[Extracted records]
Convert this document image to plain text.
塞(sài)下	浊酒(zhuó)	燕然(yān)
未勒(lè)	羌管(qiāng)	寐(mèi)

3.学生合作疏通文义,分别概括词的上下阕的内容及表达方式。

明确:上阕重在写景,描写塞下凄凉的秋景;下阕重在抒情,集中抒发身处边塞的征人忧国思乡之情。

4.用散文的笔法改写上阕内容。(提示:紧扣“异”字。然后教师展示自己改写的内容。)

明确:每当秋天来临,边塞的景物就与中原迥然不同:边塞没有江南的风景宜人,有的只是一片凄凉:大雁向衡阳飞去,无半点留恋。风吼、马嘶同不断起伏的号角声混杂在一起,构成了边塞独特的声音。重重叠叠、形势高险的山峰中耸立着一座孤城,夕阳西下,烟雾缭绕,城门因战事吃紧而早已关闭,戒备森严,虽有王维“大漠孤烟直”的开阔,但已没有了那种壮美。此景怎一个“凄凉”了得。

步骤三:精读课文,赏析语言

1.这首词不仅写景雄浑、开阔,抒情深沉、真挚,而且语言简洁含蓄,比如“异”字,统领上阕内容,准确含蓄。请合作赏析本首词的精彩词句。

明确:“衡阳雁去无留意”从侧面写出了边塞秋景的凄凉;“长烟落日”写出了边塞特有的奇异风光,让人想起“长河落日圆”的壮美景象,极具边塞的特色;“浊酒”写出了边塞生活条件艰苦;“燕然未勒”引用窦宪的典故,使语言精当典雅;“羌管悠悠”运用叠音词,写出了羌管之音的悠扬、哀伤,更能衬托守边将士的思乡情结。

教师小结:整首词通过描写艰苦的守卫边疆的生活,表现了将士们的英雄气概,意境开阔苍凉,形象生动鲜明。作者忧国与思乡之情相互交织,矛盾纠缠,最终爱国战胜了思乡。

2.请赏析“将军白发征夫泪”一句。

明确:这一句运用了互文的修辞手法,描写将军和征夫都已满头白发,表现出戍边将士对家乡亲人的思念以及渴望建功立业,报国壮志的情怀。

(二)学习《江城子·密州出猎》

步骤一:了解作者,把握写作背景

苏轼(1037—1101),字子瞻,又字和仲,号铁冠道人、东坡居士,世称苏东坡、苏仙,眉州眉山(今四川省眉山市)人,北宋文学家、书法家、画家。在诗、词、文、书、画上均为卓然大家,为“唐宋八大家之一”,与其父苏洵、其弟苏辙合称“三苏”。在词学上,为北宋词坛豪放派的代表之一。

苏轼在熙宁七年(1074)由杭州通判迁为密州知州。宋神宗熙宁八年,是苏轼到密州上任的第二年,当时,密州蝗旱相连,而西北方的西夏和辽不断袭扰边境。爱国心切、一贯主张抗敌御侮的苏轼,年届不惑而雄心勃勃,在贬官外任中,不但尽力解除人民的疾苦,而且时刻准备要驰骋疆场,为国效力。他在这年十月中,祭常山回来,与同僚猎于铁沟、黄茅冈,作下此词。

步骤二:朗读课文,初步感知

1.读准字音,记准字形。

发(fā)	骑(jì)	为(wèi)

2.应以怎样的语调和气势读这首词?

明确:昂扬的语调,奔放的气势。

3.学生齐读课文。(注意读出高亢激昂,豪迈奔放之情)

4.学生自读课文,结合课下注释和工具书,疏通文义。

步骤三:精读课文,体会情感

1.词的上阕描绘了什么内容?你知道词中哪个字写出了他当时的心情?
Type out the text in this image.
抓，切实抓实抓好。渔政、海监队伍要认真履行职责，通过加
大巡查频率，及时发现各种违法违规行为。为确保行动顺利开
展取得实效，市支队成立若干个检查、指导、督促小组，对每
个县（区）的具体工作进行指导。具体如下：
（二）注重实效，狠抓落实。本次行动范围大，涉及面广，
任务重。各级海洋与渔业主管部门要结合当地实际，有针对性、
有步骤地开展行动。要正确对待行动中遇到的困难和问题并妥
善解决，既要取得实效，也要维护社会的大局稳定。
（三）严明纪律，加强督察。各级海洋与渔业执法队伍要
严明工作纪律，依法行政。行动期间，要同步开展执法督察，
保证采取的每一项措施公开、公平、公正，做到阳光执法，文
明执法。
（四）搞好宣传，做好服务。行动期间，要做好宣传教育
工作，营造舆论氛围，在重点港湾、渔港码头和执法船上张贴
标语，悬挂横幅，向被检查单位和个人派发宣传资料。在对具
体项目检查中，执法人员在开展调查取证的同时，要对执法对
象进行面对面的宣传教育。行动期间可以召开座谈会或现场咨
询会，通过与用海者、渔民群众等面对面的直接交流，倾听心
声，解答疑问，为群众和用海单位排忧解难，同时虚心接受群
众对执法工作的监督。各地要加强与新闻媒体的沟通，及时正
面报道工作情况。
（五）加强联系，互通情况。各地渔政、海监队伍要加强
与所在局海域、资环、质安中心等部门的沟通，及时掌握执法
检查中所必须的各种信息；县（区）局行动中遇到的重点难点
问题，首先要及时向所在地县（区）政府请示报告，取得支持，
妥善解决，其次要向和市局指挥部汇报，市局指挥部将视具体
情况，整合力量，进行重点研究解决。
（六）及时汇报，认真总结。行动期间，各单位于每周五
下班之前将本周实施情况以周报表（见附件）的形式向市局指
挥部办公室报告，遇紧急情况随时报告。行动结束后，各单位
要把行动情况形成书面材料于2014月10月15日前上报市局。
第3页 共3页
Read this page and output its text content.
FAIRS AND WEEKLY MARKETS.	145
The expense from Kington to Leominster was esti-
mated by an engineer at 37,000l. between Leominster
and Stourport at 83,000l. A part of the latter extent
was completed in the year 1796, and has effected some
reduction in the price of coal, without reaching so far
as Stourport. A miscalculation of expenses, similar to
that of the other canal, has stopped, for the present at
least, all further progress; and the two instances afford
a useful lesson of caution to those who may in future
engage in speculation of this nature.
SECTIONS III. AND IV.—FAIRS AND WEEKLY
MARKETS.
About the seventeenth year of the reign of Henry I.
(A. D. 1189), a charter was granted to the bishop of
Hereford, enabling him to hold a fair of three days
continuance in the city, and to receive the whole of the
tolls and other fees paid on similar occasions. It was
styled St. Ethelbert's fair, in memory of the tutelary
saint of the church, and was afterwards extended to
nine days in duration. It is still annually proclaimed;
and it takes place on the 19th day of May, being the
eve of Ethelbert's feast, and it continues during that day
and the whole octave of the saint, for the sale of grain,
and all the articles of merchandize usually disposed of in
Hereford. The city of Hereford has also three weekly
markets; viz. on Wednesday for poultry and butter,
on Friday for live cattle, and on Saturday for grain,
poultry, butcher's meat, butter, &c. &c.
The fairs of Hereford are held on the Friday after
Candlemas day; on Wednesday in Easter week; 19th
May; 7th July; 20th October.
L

_Set task_. Please set down each line of the records exactly as given.

_Exercise solution_.
Convert this document image to plain text.
塞(sài)下	浊酒(zhuó)	燕然(yān)
未勒(lè)	羌管(qiāng)	寐(mèi)

3.学生合作疏通文义,分别概括词的上下阕的内容及表达方式。

明确:上阕重在写景,描写塞下凄凉的秋景;下阕重在抒情,集中抒发身处边塞的征人忧国思乡之情。

4.用散文的笔法改写上阕内容。(提示:紧扣“异”字。然后教师展示自己改写的内容。)

明确:每当秋天来临,边塞的景物就与中原迥然不同:边塞没有江南的风景宜人,有的只是一片凄凉:大雁向衡阳飞去,无半点留恋。风吼、马嘶同不断起伏的号角声混杂在一起,构成了边塞独特的声音。重重叠叠、形势高险的山峰中耸立着一座孤城,夕阳西下,烟雾缭绕,城门因战事吃紧而早已关闭,戒备森严,虽有王维“大漠孤烟直”的开阔,但已没有了那种壮美。此景怎一个“凄凉”了得。

步骤三:精读课文,赏析语言

1.这首词不仅写景雄浑、开阔,抒情深沉、真挚,而且语言简洁含蓄,比如“异”字,统领上阕内容,准确含蓄。请合作赏析本首词的精彩词句。

明确:“衡阳雁去无留意”从侧面写出了边塞秋景的凄凉;“长烟落日”写出了边塞特有的奇异风光,让人想起“长河落日圆”的壮美景象,极具边塞的特色;“浊酒”写出了边塞生活条件艰苦;“燕然未勒”引用窦宪的典故,使语言精当典雅;“羌管悠悠”运用叠音词,写出了羌管之音的悠扬、哀伤,更能衬托守边将士的思乡情结。

教师小结:整首词通过描写艰苦的守卫边疆的生活,表现了将士们的英雄气概,意境开阔苍凉,形象生动鲜明。作者忧国与思乡之情相互交织,矛盾纠缠,最终爱国战胜了思乡。

2.请赏析“将军白发征夫泪”一句。

明确:这一句运用了互文的修辞手法,描写将军和征夫都已满头白发,表现出戍边将士对家乡亲人的思念以及渴望建功立业,报国壮志的情怀。

(二)学习《江城子·密州出猎》

步骤一:了解作者,把握写作背景

苏轼(1037—1101),字子瞻,又字和仲,号铁冠道人、东坡居士,世称苏东坡、苏仙,眉州眉山(今四川省眉山市)人,北宋文学家、书法家、画家。在诗、词、文、书、画上均为卓然大家,为“唐宋八大家之一”,与其父苏洵、其弟苏辙合称“三苏”。在词学上,为北宋词坛豪放派的代表之一。

苏轼在熙宁七年(1074)由杭州通判迁为密州知州。宋神宗熙宁八年,是苏轼到密州上任的第二年,当时,密州蝗旱相连,而西北方的西夏和辽不断袭扰边境。爱国心切、一贯主张抗敌御侮的苏轼,年届不惑而雄心勃勃,在贬官外任中,不但尽力解除人民的疾苦,而且时刻准备要驰骋疆场,为国效力。他在这年十月中,祭常山回来,与同僚猎于铁沟、黄茅冈,作下此词。

步骤二:朗读课文,初步感知

1.读准字音,记准字形。

发(fā)	骑(jì)	为(wèi)

2.应以怎样的语调和气势读这首词?

明确:昂扬的语调,奔放的气势。

3.学生齐读课文。(注意读出高亢激昂,豪迈奔放之情)

4.学生自读课文,结合课下注释和工具书,疏通文义。

步骤三:精读课文,体会情感

1.词的上阕描绘了什么内容?你知道词中哪个字写出了他当时的心情?
Type out the text in this image.
抓，切实抓实抓好。渔政、海监队伍要认真履行职责，通过加
大巡查频率，及时发现各种违法违规行为。为确保行动顺利开
展取得实效，市支队成立若干个检查、指导、督促小组，对每
个县（区）的具体工作进行指导。具体如下：
（二）注重实效，狠抓落实。本次行动范围大，涉及面广，
任务重。各级海洋与渔业主管部门要结合当地实际，有针对性、
有步骤地开展行动。要正确对待行动中遇到的困难和问题并妥
善解决，既要取得实效，也要维护社会的大局稳定。
（三）严明纪律，加强督察。各级海洋与渔业执法队伍要
严明工作纪律，依法行政。行动期间，要同步开展执法督察，
保证采取的每一项措施公开、公平、公正，做到阳光执法，文
明执法。
（四）搞好宣传，做好服务。行动期间，要做好宣传教育
工作，营造舆论氛围，在重点港湾、渔港码头和执法船上张贴
标语，悬挂横幅，向被检查单位和个人派发宣传资料。在对具
体项目检查中，执法人员在开展调查取证的同时，要对执法对
象进行面对面的宣传教育。行动期间可以召开座谈会或现场咨
询会，通过与用海者、渔民群众等面对面的直接交流，倾听心
声，解答疑问，为群众和用海单位排忧解难，同时虚心接受群
众对执法工作的监督。各地要加强与新闻媒体的沟通，及时正
面报道工作情况。
（五）加强联系，互通情况。各地渔政、海监队伍要加强
与所在局海域、资环、质安中心等部门的沟通，及时掌握执法
检查中所必须的各种信息；县（区）局行动中遇到的重点难点
问题，首先要及时向所在地县（区）政府请示报告，取得支持，
妥善解决，其次要向和市局指挥部汇报，市局指挥部将视具体
情况，整合力量，进行重点研究解决。
（六）及时汇报，认真总结。行动期间，各单位于每周五
下班之前将本周实施情况以周报表（见附件）的形式向市局指
挥部办公室报告，遇紧急情况随时报告。行动结束后，各单位
要把行动情况形成书面材料于2014月10月15日前上报市局。
第3页 共3页
Read this page and output its text content.
FAIRS AND WEEKLY MARKETS.	145
The expense from Kington to Leominster was esti-
mated by an engineer at 37,000l. between Leominster
and Stourport at 83,000l. A part of the latter extent
was completed in the year 1796, and has effected some
reduction in the price of coal, without reaching so far
as Stourport. A miscalculation of expenses, similar to
that of the other canal, has stopped, for the present at
least, all further progress; and the two instances afford
a useful lesson of caution to those who may in future
engage in speculation of this nature.
SECTIONS III. AND IV.—FAIRS AND WEEKLY
MARKETS.
About the seventeenth year of the reign of Henry I.
(A. D. 1189), a charter was granted to the bishop of
Hereford, enabling him to hold a fair of three days
continuance in the city, and to receive the whole of the
tolls and other fees paid on similar occasions. It was
styled St. Ethelbert's fair, in memory of the tutelary
saint of the church, and was afterwards extended to
nine days in duration. It is still annually proclaimed;
and it takes place on the 19th day of May, being the
eve of Ethelbert's feast, and it continues during that day
and the whole octave of the saint, for the sale of grain,
and all the articles of merchandize usually disposed of in
Hereford. The city of Hereford has also three weekly
markets; viz. on Wednesday for poultry and butter,
on Friday for live cattle, and on Saturday for grain,
poultry, butcher's meat, butter, &c. &c.
The fairs of Hereford are held on the Friday after
Candlemas day; on Wednesday in Easter week; 19th
May; 7th July; 20th October.
L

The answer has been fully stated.